→ INPUT FOR THIS TASK:
::::::::
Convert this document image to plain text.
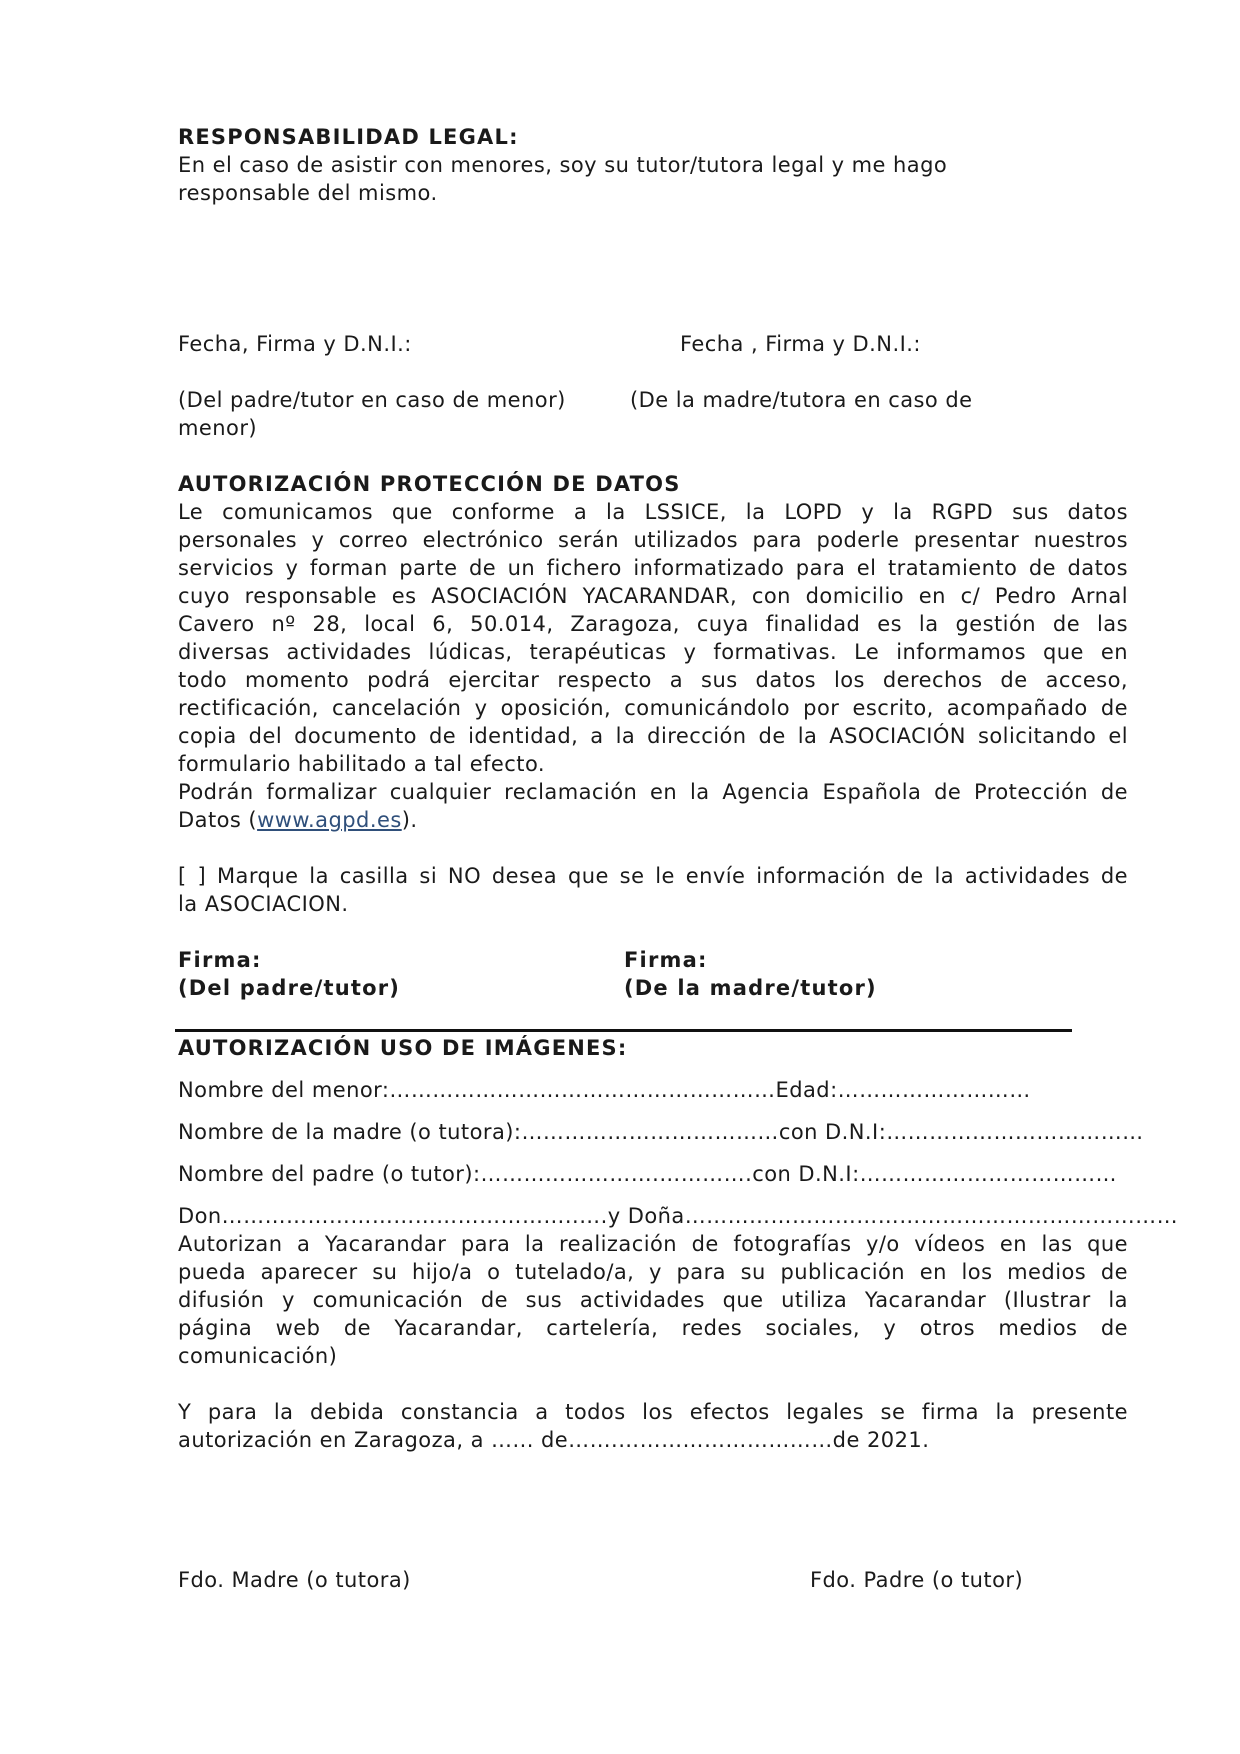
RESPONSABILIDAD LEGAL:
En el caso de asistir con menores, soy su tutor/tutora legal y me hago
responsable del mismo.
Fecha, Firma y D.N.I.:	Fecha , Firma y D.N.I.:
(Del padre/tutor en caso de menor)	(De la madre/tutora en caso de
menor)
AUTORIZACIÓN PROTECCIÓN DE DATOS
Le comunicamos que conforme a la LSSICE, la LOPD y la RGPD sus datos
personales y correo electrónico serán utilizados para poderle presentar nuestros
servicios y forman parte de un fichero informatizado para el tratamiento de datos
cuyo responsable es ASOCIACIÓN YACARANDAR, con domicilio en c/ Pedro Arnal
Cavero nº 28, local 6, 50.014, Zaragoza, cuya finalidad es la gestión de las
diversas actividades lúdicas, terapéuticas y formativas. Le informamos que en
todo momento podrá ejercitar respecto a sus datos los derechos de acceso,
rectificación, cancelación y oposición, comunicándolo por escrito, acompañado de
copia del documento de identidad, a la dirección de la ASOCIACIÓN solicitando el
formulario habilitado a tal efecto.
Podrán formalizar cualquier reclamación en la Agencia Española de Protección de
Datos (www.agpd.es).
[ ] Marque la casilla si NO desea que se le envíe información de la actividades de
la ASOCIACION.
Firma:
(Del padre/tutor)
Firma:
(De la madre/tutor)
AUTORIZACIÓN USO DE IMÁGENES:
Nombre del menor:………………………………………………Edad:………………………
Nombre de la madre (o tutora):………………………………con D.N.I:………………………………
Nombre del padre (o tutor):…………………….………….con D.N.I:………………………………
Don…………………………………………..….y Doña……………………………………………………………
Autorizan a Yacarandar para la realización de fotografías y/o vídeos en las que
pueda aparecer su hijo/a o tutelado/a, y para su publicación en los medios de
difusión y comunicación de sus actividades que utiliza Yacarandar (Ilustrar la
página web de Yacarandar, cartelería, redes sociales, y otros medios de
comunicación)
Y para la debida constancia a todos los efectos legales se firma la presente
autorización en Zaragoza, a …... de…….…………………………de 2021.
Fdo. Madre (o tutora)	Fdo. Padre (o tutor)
::::::::
→ WORK INSTRUCTIONS: Check every line above for the string "responsable" and copy those that have it.

→ THE ANSWER:
responsable del mismo.
cuyo responsable es ASOCIACIÓN YACARANDAR, con domicilio en c/ Pedro Arnal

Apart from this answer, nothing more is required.